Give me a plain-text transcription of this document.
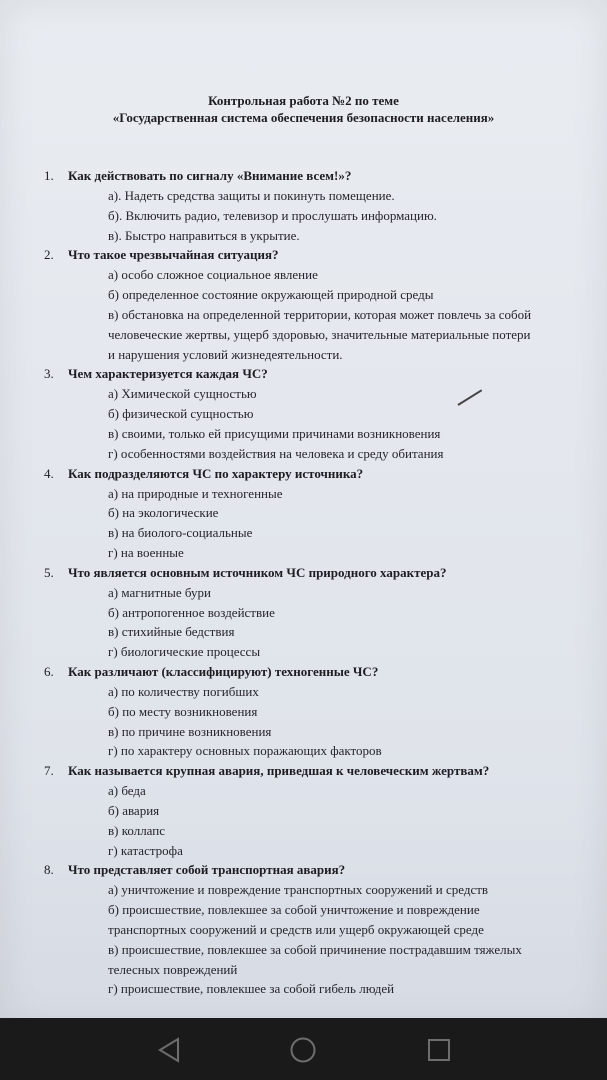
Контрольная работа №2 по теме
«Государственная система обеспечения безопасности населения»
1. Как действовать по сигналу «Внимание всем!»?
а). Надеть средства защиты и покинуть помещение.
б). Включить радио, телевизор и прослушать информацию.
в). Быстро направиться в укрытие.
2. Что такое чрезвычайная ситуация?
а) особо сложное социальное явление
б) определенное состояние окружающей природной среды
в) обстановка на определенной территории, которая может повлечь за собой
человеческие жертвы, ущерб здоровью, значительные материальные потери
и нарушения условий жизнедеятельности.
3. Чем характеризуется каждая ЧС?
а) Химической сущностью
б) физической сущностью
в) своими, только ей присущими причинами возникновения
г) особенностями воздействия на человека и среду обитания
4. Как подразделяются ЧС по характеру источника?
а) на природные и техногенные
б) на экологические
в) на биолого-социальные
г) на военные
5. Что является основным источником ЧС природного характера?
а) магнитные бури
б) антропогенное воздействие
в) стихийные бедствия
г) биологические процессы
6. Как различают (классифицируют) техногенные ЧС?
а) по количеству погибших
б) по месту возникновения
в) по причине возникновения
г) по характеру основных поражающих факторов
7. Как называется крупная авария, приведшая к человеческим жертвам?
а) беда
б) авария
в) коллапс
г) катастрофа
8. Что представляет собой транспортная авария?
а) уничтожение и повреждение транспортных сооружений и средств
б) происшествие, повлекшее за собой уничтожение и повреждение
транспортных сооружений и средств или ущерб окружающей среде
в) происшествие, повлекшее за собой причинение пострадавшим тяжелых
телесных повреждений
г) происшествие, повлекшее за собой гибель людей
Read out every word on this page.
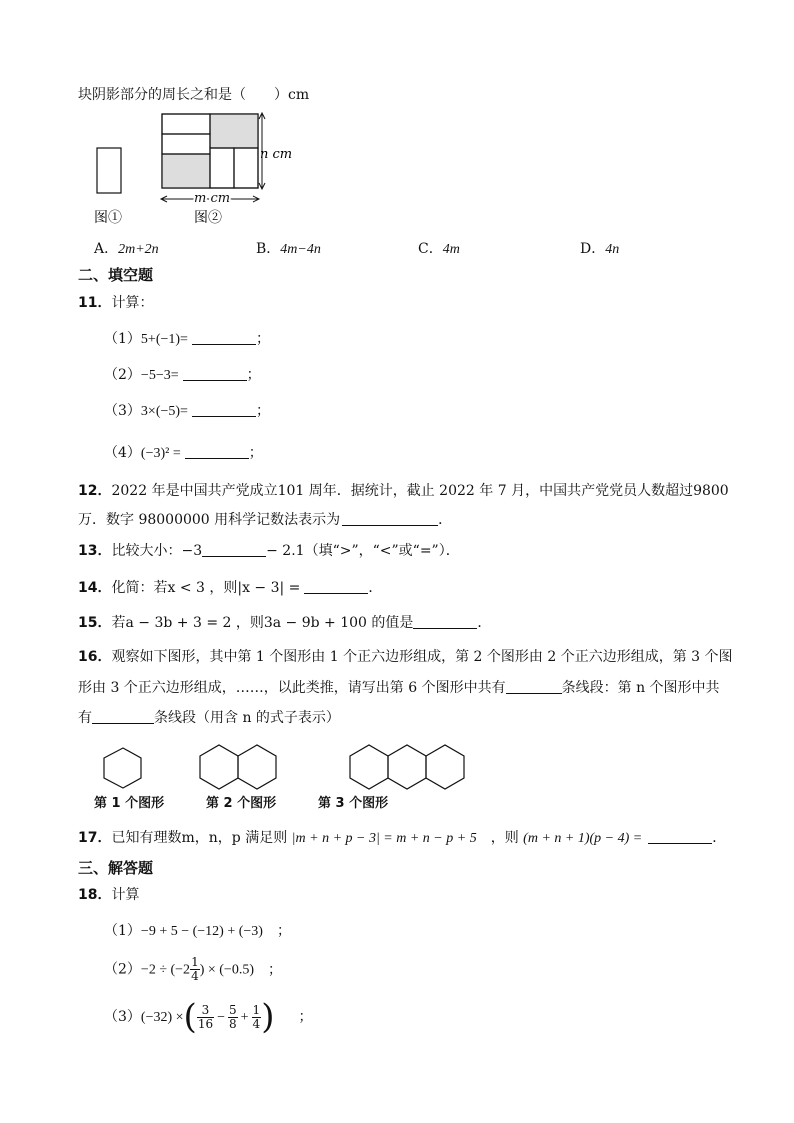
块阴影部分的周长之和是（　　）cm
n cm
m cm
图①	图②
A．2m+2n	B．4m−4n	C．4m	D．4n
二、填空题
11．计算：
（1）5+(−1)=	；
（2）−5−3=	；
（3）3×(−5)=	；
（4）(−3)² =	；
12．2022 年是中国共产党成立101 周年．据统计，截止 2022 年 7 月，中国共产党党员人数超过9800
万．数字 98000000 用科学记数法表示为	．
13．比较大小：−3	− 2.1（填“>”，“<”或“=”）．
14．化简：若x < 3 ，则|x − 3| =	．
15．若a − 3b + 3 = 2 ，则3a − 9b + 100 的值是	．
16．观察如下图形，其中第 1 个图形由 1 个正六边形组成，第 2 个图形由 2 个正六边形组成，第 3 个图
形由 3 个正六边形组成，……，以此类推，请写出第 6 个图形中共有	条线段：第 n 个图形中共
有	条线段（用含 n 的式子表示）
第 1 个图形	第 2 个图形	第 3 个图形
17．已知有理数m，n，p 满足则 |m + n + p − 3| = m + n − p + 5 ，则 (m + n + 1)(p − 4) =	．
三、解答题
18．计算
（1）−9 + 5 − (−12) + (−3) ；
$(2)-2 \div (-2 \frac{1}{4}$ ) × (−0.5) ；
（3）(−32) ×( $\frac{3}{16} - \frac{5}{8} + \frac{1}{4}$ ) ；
- - - - -
Aim >>
In your copy of the listing above, reproduce each line exactly and omit all pictures.

Task response >>
Give me a plain-text transcription of this document.
Контрольная работа №2 по теме
«Государственная система обеспечения безопасности населения»
1. Как действовать по сигналу «Внимание всем!»?
а). Надеть средства защиты и покинуть помещение.
б). Включить радио, телевизор и прослушать информацию.
в). Быстро направиться в укрытие.
2. Что такое чрезвычайная ситуация?
а) особо сложное социальное явление
б) определенное состояние окружающей природной среды
в) обстановка на определенной территории, которая может повлечь за собой
человеческие жертвы, ущерб здоровью, значительные материальные потери
и нарушения условий жизнедеятельности.
3. Чем характеризуется каждая ЧС?
а) Химической сущностью
б) физической сущностью
в) своими, только ей присущими причинами возникновения
г) особенностями воздействия на человека и среду обитания
4. Как подразделяются ЧС по характеру источника?
а) на природные и техногенные
б) на экологические
в) на биолого-социальные
г) на военные
5. Что является основным источником ЧС природного характера?
а) магнитные бури
б) антропогенное воздействие
в) стихийные бедствия
г) биологические процессы
6. Как различают (классифицируют) техногенные ЧС?
а) по количеству погибших
б) по месту возникновения
в) по причине возникновения
г) по характеру основных поражающих факторов
7. Как называется крупная авария, приведшая к человеческим жертвам?
а) беда
б) авария
в) коллапс
г) катастрофа
8. Что представляет собой транспортная авария?
а) уничтожение и повреждение транспортных сооружений и средств
б) происшествие, повлекшее за собой уничтожение и повреждение
транспортных сооружений и средств или ущерб окружающей среде
в) происшествие, повлекшее за собой причинение пострадавшим тяжелых
телесных повреждений
г) происшествие, повлекшее за собой гибель людей
Read out every word on this page.
块阴影部分的周长之和是（　　）cm
n cm
m cm
图①	图②
A．2m+2n	B．4m−4n	C．4m	D．4n
二、填空题
11．计算：
（1）5+(−1)=	；
（2）−5−3=	；
（3）3×(−5)=	；
（4）(−3)² =	；
12．2022 年是中国共产党成立101 周年．据统计，截止 2022 年 7 月，中国共产党党员人数超过9800
万．数字 98000000 用科学记数法表示为	．
13．比较大小：−3	− 2.1（填“>”，“<”或“=”）．
14．化简：若x < 3 ，则|x − 3| =	．
15．若a − 3b + 3 = 2 ，则3a − 9b + 100 的值是	．
16．观察如下图形，其中第 1 个图形由 1 个正六边形组成，第 2 个图形由 2 个正六边形组成，第 3 个图
形由 3 个正六边形组成，……，以此类推，请写出第 6 个图形中共有	条线段：第 n 个图形中共
有	条线段（用含 n 的式子表示）
第 1 个图形	第 2 个图形	第 3 个图形
17．已知有理数m，n，p 满足则 |m + n + p − 3| = m + n − p + 5 ，则 (m + n + 1)(p − 4) =	．
三、解答题
18．计算
（1）−9 + 5 − (−12) + (−3) ；
$(2)-2 \div (-2 \frac{1}{4}$ ) × (−0.5) ；
（3）(−32) ×( $\frac{3}{16} - \frac{5}{8} + \frac{1}{4}$ ) ；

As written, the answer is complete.